Omit every picture while repeating the entries exactly.

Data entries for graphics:

################

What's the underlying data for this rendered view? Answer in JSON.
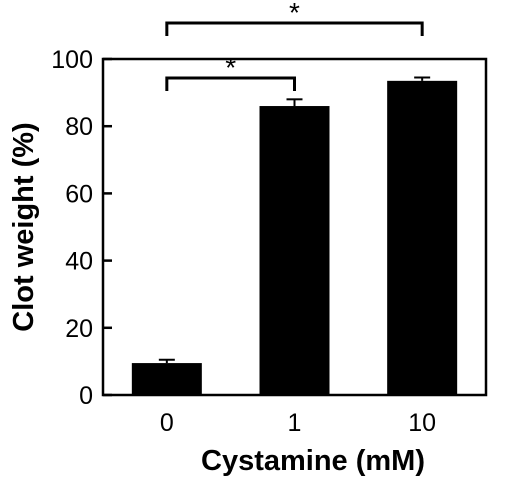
{
  "chart_data": {
    "type": "bar",
    "xlabel": "Cystamine (mM)",
    "ylabel": "Clot weight (%)",
    "ylim": [
      0,
      100
    ],
    "yticks": [
      0,
      20,
      40,
      60,
      80,
      100
    ],
    "categories": [
      "0",
      "1",
      "10"
    ],
    "values": [
      9.5,
      86,
      93.5
    ],
    "errors": [
      1.0,
      2.0,
      1.0
    ],
    "bar_color": "#000000",
    "significance": [
      {
        "from": "0",
        "to": "1",
        "label": "*"
      },
      {
        "from": "0",
        "to": "10",
        "label": "*"
      }
    ]
  }
}
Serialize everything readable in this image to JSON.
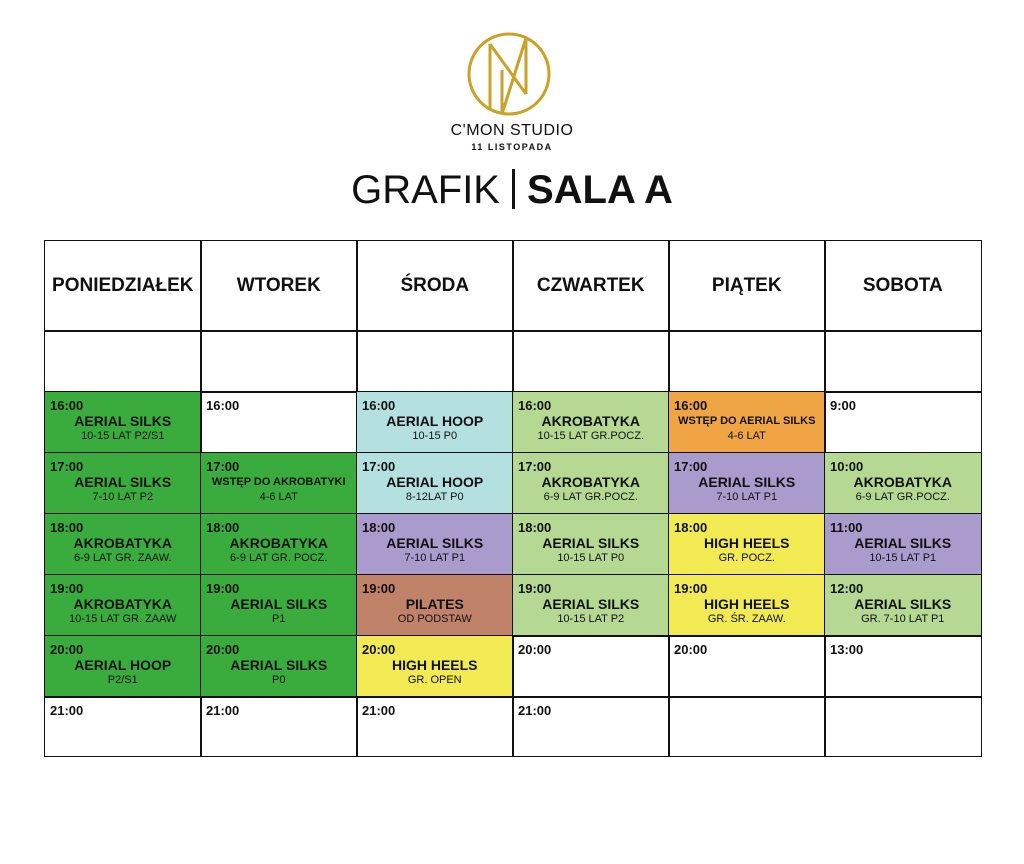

################

Written answer:
What's the underlying data for this rendered view? Answer in JSON.
{
  "chart_data": {
    "type": "bar",
    "xlabel": "Cystamine (mM)",
    "ylabel": "Clot weight (%)",
    "ylim": [
      0,
      100
    ],
    "yticks": [
      0,
      20,
      40,
      60,
      80,
      100
    ],
    "categories": [
      "0",
      "1",
      "10"
    ],
    "values": [
      9.5,
      86,
      93.5
    ],
    "errors": [
      1.0,
      2.0,
      1.0
    ],
    "bar_color": "#000000",
    "significance": [
      {
        "from": "0",
        "to": "1",
        "label": "*"
      },
      {
        "from": "0",
        "to": "10",
        "label": "*"
      }
    ]
  }
}
Serialize everything readable in this image to JSON.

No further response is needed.